• [Given instruction]:
Please write out the material below exactly as given.

* * *

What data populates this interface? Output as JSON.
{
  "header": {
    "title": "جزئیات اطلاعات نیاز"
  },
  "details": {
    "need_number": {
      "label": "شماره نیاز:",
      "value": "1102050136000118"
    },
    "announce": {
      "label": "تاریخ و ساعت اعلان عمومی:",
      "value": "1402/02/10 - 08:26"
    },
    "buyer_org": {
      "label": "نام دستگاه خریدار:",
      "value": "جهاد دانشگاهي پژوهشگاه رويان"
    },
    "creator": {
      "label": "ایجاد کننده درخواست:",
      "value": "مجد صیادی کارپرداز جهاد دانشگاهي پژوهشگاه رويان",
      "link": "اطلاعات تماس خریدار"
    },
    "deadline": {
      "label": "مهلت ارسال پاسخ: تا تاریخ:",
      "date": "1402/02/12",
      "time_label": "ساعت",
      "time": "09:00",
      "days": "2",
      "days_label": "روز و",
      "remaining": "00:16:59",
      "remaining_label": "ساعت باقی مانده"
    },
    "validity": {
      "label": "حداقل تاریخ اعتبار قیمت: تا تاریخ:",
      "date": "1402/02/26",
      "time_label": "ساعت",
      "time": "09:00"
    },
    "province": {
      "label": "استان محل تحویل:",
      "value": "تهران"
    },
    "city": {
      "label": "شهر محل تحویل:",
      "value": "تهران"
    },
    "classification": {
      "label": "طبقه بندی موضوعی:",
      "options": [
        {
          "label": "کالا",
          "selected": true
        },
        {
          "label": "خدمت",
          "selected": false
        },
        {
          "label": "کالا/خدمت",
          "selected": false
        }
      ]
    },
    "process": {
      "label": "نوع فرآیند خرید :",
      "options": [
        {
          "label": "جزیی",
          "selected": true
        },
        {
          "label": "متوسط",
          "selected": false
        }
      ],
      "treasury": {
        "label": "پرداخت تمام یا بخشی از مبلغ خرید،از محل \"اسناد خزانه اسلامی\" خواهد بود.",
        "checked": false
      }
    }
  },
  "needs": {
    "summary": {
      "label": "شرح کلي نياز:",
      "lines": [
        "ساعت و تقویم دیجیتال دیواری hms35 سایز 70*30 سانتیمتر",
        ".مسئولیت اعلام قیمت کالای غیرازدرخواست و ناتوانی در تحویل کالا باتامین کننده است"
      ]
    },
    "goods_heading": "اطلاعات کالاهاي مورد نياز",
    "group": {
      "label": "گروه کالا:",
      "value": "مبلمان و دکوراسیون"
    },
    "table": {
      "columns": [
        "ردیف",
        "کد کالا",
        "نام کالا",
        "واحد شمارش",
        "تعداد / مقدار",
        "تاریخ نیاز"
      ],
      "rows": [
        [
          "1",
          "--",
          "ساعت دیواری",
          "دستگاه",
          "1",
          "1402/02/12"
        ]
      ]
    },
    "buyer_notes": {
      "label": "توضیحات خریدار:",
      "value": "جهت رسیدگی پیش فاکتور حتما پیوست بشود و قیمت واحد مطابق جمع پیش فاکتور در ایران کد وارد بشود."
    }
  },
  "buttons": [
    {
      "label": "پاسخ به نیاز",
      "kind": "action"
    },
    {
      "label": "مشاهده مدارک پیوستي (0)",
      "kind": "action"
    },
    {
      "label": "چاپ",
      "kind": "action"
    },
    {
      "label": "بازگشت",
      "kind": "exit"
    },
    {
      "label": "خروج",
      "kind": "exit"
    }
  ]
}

* * *

• [The answer]:
What data populates this interface? Output as JSON.
{
  "header": {
    "title": "جزئیات اطلاعات نیاز"
  },
  "details": {
    "need_number": {
      "label": "شماره نیاز:",
      "value": "1102050136000118"
    },
    "announce": {
      "label": "تاریخ و ساعت اعلان عمومی:",
      "value": "1402/02/10 - 08:26"
    },
    "buyer_org": {
      "label": "نام دستگاه خریدار:",
      "value": "جهاد دانشگاهي پژوهشگاه رويان"
    },
    "creator": {
      "label": "ایجاد کننده درخواست:",
      "value": "مجد صیادی کارپرداز جهاد دانشگاهي پژوهشگاه رويان",
      "link": "اطلاعات تماس خریدار"
    },
    "deadline": {
      "label": "مهلت ارسال پاسخ: تا تاریخ:",
      "date": "1402/02/12",
      "time_label": "ساعت",
      "time": "09:00",
      "days": "2",
      "days_label": "روز و",
      "remaining": "00:16:59",
      "remaining_label": "ساعت باقی مانده"
    },
    "validity": {
      "label": "حداقل تاریخ اعتبار قیمت: تا تاریخ:",
      "date": "1402/02/26",
      "time_label": "ساعت",
      "time": "09:00"
    },
    "province": {
      "label": "استان محل تحویل:",
      "value": "تهران"
    },
    "city": {
      "label": "شهر محل تحویل:",
      "value": "تهران"
    },
    "classification": {
      "label": "طبقه بندی موضوعی:",
      "options": [
        {
          "label": "کالا",
          "selected": true
        },
        {
          "label": "خدمت",
          "selected": false
        },
        {
          "label": "کالا/خدمت",
          "selected": false
        }
      ]
    },
    "process": {
      "label": "نوع فرآیند خرید :",
      "options": [
        {
          "label": "جزیی",
          "selected": true
        },
        {
          "label": "متوسط",
          "selected": false
        }
      ],
      "treasury": {
        "label": "پرداخت تمام یا بخشی از مبلغ خرید،از محل \"اسناد خزانه اسلامی\" خواهد بود.",
        "checked": false
      }
    }
  },
  "needs": {
    "summary": {
      "label": "شرح کلي نياز:",
      "lines": [
        "ساعت و تقویم دیجیتال دیواری hms35 سایز 70*30 سانتیمتر",
        ".مسئولیت اعلام قیمت کالای غیرازدرخواست و ناتوانی در تحویل کالا باتامین کننده است"
      ]
    },
    "goods_heading": "اطلاعات کالاهاي مورد نياز",
    "group": {
      "label": "گروه کالا:",
      "value": "مبلمان و دکوراسیون"
    },
    "table": {
      "columns": [
        "ردیف",
        "کد کالا",
        "نام کالا",
        "واحد شمارش",
        "تعداد / مقدار",
        "تاریخ نیاز"
      ],
      "rows": [
        [
          "1",
          "--",
          "ساعت دیواری",
          "دستگاه",
          "1",
          "1402/02/12"
        ]
      ]
    },
    "buyer_notes": {
      "label": "توضیحات خریدار:",
      "value": "جهت رسیدگی پیش فاکتور حتما پیوست بشود و قیمت واحد مطابق جمع پیش فاکتور در ایران کد وارد بشود."
    }
  },
  "buttons": [
    {
      "label": "پاسخ به نیاز",
      "kind": "action"
    },
    {
      "label": "مشاهده مدارک پیوستي (0)",
      "kind": "action"
    },
    {
      "label": "چاپ",
      "kind": "action"
    },
    {
      "label": "بازگشت",
      "kind": "exit"
    },
    {
      "label": "خروج",
      "kind": "exit"
    }
  ]
}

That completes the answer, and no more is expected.